GIVEN INSTRUCTION 1:
Answer these questions from the Fresnel diffraction text:
(a) Which equation gives the diffraction pattern in the far field region?
(b) What can the specular reflection caused by multiple Fresnel diffraction at closely spaced periodical ridges be used for?
(c) Who carried out some of the earliest work on what would become known as Fresnel diffraction?
GIVEN INSTRUCTION 2:
State whether each statement agrees with the Fresnel diffraction text, supporting each yes or no with the deciding words quoted from it:
(a) The Fresnel diffraction equation is used for patterns viewed from relatively far from the object.
(b) MacLaurin uses the Principle of Huygens in his explanation.
(c) Grimaldi's early work was carried out in France.
GIVEN INSTRUCTION 3:
Reproduce the part of the Fresnel diffraction text that opens with the words containing "The near field can" and closes with "the Fresnel number.".

READING TEXT:
####

# Fresnel diffraction

In optics, the Fresnel diffraction equation for near-field diffraction is an approximation of the Kirchhoff–Fresnel diffraction that can be applied to the propagation of waves in the near field. It is used to calculate the diffraction pattern created by waves passing through an aperture or around an object, when viewed from relatively close to the object. In contrast the diffraction pattern in the far field region is given by the Fraunhofer diffraction equation.

The near field can be specified by the Fresnel number, F of the optical arrangement. When $F\gg 1$ the diffracted wave is considered to be in the near field. However, the validity of the Fresnel diffraction integral is deduced by the approximations derived below. Specifically, the phase terms of third order and higher must be negligible, a condition that may be written as

${\frac {F\theta ^{2}}{4}}\ll 1,$ where $\theta$ is the maximal angle described by $\theta \approx a/L$ , a and L the same as in the definition of the Fresnel number.

The multiple Fresnel diffraction at closely spaced periodical ridges (ridged mirror) causes the specular reflection; this effect can be used for atomic mirrors.

## Early treatments of this phenomenon

Some of the earliest work on what would become known as Fresnel diffraction was carried out by Francesco Maria Grimaldi in Italy in the 17th century. In his monograph entitled "Light", Richard C. MacLaurin explains Fresnel diffraction by asking what happens when light propagates, and how that process is affected when a barrier with a slit or hole in it is interposed in the beam produced by a distant source of light. He uses the Principle of Huygens to investigate, in classical terms, what transpires. The wave front that proceeds from the slit and on to a detection screen some distance away very closely approximates a wave front originating across the area of the gap without regard to any minute interactions with the actual physical edge.

####

(Stored entries)
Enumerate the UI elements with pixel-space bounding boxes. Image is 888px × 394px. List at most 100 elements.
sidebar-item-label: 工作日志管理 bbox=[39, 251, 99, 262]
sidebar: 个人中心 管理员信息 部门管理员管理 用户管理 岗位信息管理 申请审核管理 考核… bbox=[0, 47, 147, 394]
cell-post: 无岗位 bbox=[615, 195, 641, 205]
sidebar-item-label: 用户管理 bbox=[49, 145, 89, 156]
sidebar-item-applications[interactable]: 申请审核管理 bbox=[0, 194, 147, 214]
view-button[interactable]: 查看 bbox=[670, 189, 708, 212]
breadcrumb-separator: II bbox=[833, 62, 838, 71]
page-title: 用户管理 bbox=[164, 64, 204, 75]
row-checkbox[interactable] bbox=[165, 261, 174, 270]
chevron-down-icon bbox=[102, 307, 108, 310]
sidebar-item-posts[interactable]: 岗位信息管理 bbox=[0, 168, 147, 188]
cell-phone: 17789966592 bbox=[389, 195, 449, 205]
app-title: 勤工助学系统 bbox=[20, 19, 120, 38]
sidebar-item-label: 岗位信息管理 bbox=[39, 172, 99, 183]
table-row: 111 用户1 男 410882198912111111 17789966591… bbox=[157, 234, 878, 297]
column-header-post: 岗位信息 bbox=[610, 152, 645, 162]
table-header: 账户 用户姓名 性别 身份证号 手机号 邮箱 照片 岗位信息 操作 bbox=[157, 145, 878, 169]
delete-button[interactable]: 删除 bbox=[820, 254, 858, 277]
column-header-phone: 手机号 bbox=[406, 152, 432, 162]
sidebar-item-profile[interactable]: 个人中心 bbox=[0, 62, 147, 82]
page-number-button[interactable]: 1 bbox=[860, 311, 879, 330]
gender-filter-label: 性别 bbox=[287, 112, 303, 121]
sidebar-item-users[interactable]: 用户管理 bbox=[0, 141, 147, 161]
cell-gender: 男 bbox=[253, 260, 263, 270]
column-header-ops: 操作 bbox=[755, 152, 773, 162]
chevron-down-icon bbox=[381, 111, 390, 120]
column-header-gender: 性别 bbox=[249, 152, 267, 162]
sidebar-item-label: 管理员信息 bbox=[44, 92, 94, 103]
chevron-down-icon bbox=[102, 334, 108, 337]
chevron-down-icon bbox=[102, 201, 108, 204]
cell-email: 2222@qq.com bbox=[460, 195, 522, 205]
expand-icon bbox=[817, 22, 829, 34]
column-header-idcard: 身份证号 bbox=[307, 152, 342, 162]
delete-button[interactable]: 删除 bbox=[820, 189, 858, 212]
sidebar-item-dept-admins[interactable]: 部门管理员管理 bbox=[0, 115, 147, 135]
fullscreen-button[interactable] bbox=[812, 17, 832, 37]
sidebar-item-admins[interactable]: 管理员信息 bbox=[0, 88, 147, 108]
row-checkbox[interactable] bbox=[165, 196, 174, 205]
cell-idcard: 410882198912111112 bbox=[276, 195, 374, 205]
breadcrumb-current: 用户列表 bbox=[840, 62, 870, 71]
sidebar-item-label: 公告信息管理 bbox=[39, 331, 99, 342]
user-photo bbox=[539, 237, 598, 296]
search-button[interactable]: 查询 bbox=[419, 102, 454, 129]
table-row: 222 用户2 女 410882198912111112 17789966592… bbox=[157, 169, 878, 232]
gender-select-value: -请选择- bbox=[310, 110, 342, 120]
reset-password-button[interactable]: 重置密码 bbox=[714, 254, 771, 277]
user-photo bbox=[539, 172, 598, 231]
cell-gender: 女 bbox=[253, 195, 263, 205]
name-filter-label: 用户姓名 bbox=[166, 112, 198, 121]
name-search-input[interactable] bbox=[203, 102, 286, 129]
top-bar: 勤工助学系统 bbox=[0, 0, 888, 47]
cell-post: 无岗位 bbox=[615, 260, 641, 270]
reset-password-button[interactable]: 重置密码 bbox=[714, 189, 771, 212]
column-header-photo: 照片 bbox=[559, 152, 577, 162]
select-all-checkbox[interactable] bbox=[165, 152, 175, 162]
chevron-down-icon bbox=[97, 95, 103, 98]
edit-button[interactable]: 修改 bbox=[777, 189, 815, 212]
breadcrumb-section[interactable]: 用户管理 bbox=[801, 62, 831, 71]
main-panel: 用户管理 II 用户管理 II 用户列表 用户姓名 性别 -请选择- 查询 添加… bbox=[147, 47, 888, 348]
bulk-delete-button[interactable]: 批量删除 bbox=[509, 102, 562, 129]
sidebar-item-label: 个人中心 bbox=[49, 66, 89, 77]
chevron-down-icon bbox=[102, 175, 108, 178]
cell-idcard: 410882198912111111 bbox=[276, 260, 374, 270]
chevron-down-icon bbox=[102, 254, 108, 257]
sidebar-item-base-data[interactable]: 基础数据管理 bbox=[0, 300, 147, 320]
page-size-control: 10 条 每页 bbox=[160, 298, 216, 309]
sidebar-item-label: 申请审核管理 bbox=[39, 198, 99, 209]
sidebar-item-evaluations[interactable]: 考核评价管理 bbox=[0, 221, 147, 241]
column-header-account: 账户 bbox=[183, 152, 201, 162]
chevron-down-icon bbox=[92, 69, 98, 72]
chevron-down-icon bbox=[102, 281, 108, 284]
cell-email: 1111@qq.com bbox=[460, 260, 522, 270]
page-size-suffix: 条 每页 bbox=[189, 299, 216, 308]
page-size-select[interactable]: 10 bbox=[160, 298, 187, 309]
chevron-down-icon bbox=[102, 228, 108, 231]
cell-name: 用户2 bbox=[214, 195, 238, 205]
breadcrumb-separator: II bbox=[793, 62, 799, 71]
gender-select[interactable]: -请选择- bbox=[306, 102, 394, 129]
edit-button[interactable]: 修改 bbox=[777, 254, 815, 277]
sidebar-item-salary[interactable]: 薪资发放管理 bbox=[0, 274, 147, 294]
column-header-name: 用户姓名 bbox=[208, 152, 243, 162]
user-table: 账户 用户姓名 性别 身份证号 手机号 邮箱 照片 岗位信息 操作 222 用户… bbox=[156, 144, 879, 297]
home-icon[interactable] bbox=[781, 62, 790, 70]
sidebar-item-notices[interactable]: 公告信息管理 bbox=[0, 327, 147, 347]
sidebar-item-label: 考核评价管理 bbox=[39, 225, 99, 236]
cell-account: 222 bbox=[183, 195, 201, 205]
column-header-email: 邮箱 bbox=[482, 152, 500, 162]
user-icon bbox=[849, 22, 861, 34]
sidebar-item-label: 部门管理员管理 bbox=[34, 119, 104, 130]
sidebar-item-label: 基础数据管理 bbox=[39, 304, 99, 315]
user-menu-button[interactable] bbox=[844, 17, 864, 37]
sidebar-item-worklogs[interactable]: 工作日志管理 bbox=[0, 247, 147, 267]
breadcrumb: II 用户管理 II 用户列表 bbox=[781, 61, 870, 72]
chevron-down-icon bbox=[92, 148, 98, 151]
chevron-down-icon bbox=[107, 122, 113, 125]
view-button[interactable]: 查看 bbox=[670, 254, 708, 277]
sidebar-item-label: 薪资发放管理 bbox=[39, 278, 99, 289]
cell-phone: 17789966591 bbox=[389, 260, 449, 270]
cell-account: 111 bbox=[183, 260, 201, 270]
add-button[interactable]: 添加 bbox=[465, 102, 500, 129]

####

PROBLEM SOLUTION 1:
(a) The Fraunhofer diffraction equation.
(b) Atomic mirrors.
(c) Francesco Maria Grimaldi.

PROBLEM SOLUTION 2:
(a) No: "when viewed from relatively close to the object."
(b) Yes: "He uses the Principle of Huygens to investigate, in classical terms, what transpires."
(c) No: "carried out by Francesco Maria Grimaldi in Italy in the 17th century."

PROBLEM SOLUTION 3:
The near field can be specified by the Fresnel number, F of the optical arrangement. When $F\gg 1$ the diffracted wave is considered to be in the near field. However, the validity of the Fresnel diffraction integral is deduced by the approximations derived below. Specifically, the phase terms of third order and higher must be negligible, a condition that may be written as

${\frac {F\theta ^{2}}{4}}\ll 1,$ where $\theta$ is the maximal angle described by $\theta \approx a/L$ , a and L the same as in the definition of the Fresnel number.